• **Instructions for the task**:
All the data must come back unchanged, except that pictures are left out.

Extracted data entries
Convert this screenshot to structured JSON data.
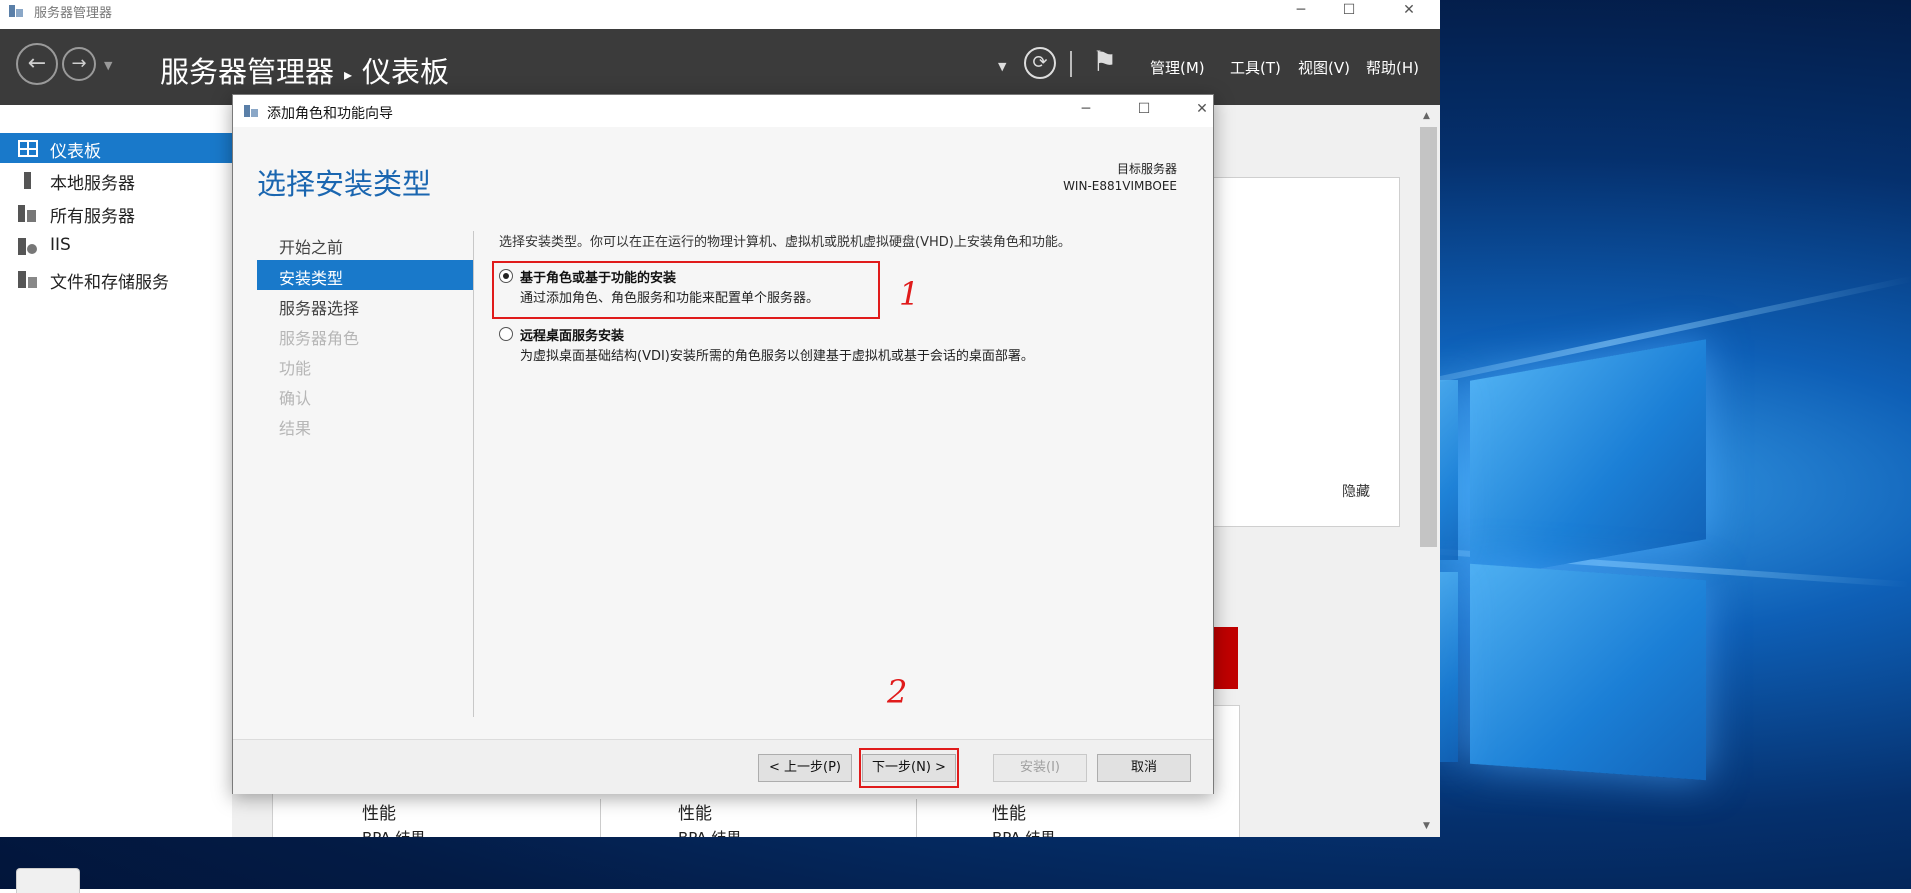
{
  "server_manager": {
    "window_title": "服务器管理器",
    "breadcrumb_app": "服务器管理器",
    "breadcrumb_page": "仪表板",
    "breadcrumb_separator": "▸",
    "menu": [
      "管理(M)",
      "工具(T)",
      "视图(V)",
      "帮助(H)"
    ],
    "sidebar": [
      {
        "label": "仪表板",
        "icon": "dashboard-icon",
        "active": true
      },
      {
        "label": "本地服务器",
        "icon": "server-icon",
        "active": false
      },
      {
        "label": "所有服务器",
        "icon": "servers-icon",
        "active": false
      },
      {
        "label": "IIS",
        "icon": "iis-icon",
        "active": false
      },
      {
        "label": "文件和存储服务",
        "icon": "storage-icon",
        "active": false
      }
    ],
    "hide_label": "隐藏",
    "tiles": [
      "性能",
      "性能",
      "性能"
    ],
    "tiles_sub": [
      "BPA 结果",
      "BPA 结果",
      "BPA 结果"
    ]
  },
  "dialog": {
    "title": "添加角色和功能向导",
    "heading": "选择安装类型",
    "target_label": "目标服务器",
    "target_server": "WIN-E881VIMBOEE",
    "steps": [
      {
        "label": "开始之前",
        "state": "normal"
      },
      {
        "label": "安装类型",
        "state": "active"
      },
      {
        "label": "服务器选择",
        "state": "normal"
      },
      {
        "label": "服务器角色",
        "state": "disabled"
      },
      {
        "label": "功能",
        "state": "disabled"
      },
      {
        "label": "确认",
        "state": "disabled"
      },
      {
        "label": "结果",
        "state": "disabled"
      }
    ],
    "description": "选择安装类型。你可以在正在运行的物理计算机、虚拟机或脱机虚拟硬盘(VHD)上安装角色和功能。",
    "options": [
      {
        "label": "基于角色或基于功能的安装",
        "description": "通过添加角色、角色服务和功能来配置单个服务器。",
        "selected": true
      },
      {
        "label": "远程桌面服务安装",
        "description": "为虚拟桌面基础结构(VDI)安装所需的角色服务以创建基于虚拟机或基于会话的桌面部署。",
        "selected": false
      }
    ],
    "buttons": {
      "prev": "< 上一步(P)",
      "next": "下一步(N) >",
      "install": "安装(I)",
      "cancel": "取消"
    }
  },
  "annotations": {
    "first": "1",
    "second": "2",
    "color": "#e01b1b"
  },
  "colors": {
    "accent": "#1979ca",
    "header": "#3b3b3b",
    "heading": "#1a66b0"
  }
}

• **Result of the exercise**:
Convert this screenshot to structured JSON data.
{
  "server_manager": {
    "window_title": "服务器管理器",
    "breadcrumb_app": "服务器管理器",
    "breadcrumb_page": "仪表板",
    "breadcrumb_separator": "▸",
    "menu": [
      "管理(M)",
      "工具(T)",
      "视图(V)",
      "帮助(H)"
    ],
    "sidebar": [
      {
        "label": "仪表板",
        "icon": "dashboard-icon",
        "active": true
      },
      {
        "label": "本地服务器",
        "icon": "server-icon",
        "active": false
      },
      {
        "label": "所有服务器",
        "icon": "servers-icon",
        "active": false
      },
      {
        "label": "IIS",
        "icon": "iis-icon",
        "active": false
      },
      {
        "label": "文件和存储服务",
        "icon": "storage-icon",
        "active": false
      }
    ],
    "hide_label": "隐藏",
    "tiles": [
      "性能",
      "性能",
      "性能"
    ],
    "tiles_sub": [
      "BPA 结果",
      "BPA 结果",
      "BPA 结果"
    ]
  },
  "dialog": {
    "title": "添加角色和功能向导",
    "heading": "选择安装类型",
    "target_label": "目标服务器",
    "target_server": "WIN-E881VIMBOEE",
    "steps": [
      {
        "label": "开始之前",
        "state": "normal"
      },
      {
        "label": "安装类型",
        "state": "active"
      },
      {
        "label": "服务器选择",
        "state": "normal"
      },
      {
        "label": "服务器角色",
        "state": "disabled"
      },
      {
        "label": "功能",
        "state": "disabled"
      },
      {
        "label": "确认",
        "state": "disabled"
      },
      {
        "label": "结果",
        "state": "disabled"
      }
    ],
    "description": "选择安装类型。你可以在正在运行的物理计算机、虚拟机或脱机虚拟硬盘(VHD)上安装角色和功能。",
    "options": [
      {
        "label": "基于角色或基于功能的安装",
        "description": "通过添加角色、角色服务和功能来配置单个服务器。",
        "selected": true
      },
      {
        "label": "远程桌面服务安装",
        "description": "为虚拟桌面基础结构(VDI)安装所需的角色服务以创建基于虚拟机或基于会话的桌面部署。",
        "selected": false
      }
    ],
    "buttons": {
      "prev": "< 上一步(P)",
      "next": "下一步(N) >",
      "install": "安装(I)",
      "cancel": "取消"
    }
  },
  "annotations": {
    "first": "1",
    "second": "2",
    "color": "#e01b1b"
  },
  "colors": {
    "accent": "#1979ca",
    "header": "#3b3b3b",
    "heading": "#1a66b0"
  }
}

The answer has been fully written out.